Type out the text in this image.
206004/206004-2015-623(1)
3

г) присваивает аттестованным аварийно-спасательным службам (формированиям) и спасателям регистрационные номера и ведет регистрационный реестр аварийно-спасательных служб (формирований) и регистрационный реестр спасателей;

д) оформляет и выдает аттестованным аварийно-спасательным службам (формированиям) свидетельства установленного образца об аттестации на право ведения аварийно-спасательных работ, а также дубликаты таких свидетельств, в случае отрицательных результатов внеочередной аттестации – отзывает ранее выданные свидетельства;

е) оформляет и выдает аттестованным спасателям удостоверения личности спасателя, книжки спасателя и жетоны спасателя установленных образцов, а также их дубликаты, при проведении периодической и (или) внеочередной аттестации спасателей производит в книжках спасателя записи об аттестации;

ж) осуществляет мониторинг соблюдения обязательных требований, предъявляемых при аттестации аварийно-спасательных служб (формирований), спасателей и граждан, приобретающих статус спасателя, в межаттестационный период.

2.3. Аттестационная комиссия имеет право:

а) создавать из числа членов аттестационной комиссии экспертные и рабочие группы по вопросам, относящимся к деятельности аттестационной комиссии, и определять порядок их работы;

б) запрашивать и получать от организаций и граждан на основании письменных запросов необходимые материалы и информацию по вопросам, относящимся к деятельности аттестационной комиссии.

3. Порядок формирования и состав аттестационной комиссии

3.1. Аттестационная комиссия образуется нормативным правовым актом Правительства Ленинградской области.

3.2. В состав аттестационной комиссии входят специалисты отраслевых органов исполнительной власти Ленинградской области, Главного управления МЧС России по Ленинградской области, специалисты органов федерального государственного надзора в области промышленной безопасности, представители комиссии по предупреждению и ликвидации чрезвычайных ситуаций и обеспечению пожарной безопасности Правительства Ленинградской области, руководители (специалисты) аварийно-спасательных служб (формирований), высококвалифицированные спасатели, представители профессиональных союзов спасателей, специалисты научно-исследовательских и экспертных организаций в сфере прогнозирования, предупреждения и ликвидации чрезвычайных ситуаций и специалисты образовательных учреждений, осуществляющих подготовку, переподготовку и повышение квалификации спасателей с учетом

- - -

Exercise task »
Scan the records above for the string "комиссия", then report every line that contains it.

Expected output »
2.3. Аттестационная комиссия имеет право:
3.1. Аттестационная комиссия образуется нормативным правовым актом Правительства Ленинградской области.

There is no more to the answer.